Records for the exercise:
****************
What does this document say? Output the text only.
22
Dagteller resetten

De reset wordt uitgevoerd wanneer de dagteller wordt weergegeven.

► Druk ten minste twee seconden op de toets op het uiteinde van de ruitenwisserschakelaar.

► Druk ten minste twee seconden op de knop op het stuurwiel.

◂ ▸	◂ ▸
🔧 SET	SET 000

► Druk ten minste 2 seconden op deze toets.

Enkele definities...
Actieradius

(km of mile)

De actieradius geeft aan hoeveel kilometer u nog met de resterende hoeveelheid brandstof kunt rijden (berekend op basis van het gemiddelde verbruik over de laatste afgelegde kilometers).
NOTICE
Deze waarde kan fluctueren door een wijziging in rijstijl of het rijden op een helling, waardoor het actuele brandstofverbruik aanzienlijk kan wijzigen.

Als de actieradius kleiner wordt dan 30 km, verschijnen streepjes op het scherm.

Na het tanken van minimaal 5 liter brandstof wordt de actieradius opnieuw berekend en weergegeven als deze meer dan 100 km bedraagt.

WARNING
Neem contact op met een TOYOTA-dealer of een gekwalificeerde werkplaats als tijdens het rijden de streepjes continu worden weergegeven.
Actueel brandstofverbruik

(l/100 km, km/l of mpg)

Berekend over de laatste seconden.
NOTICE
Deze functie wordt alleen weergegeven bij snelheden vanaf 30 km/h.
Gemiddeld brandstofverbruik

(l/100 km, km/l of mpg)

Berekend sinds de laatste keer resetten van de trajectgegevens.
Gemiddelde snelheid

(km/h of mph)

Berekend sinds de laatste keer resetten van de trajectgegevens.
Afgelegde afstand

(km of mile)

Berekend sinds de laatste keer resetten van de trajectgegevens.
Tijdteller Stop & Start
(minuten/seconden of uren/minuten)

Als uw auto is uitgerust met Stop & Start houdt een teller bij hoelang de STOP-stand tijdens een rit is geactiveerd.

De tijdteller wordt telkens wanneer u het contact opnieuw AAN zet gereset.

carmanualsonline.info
****************
Extract, word for word, each line of the listing above.

Response to this exercise:
What does this document say? Output the text only.
22
Dagteller resetten

De reset wordt uitgevoerd wanneer de dagteller wordt weergegeven.

► Druk ten minste twee seconden op de toets op het uiteinde van de ruitenwisserschakelaar.

► Druk ten minste twee seconden op de knop op het stuurwiel.

◂ ▸	◂ ▸
🔧 SET	SET 000

► Druk ten minste 2 seconden op deze toets.

Enkele definities...
Actieradius

(km of mile)

De actieradius geeft aan hoeveel kilometer u nog met de resterende hoeveelheid brandstof kunt rijden (berekend op basis van het gemiddelde verbruik over de laatste afgelegde kilometers).
NOTICE
Deze waarde kan fluctueren door een wijziging in rijstijl of het rijden op een helling, waardoor het actuele brandstofverbruik aanzienlijk kan wijzigen.

Als de actieradius kleiner wordt dan 30 km, verschijnen streepjes op het scherm.

Na het tanken van minimaal 5 liter brandstof wordt de actieradius opnieuw berekend en weergegeven als deze meer dan 100 km bedraagt.

WARNING
Neem contact op met een TOYOTA-dealer of een gekwalificeerde werkplaats als tijdens het rijden de streepjes continu worden weergegeven.
Actueel brandstofverbruik

(l/100 km, km/l of mpg)

Berekend over de laatste seconden.
NOTICE
Deze functie wordt alleen weergegeven bij snelheden vanaf 30 km/h.
Gemiddeld brandstofverbruik

(l/100 km, km/l of mpg)

Berekend sinds de laatste keer resetten van de trajectgegevens.
Gemiddelde snelheid

(km/h of mph)

Berekend sinds de laatste keer resetten van de trajectgegevens.
Afgelegde afstand

(km of mile)

Berekend sinds de laatste keer resetten van de trajectgegevens.
Tijdteller Stop & Start
(minuten/seconden of uren/minuten)

Als uw auto is uitgerust met Stop & Start houdt een teller bij hoelang de STOP-stand tijdens een rit is geactiveerd.

De tijdteller wordt telkens wanneer u het contact opnieuw AAN zet gereset.

carmanualsonline.info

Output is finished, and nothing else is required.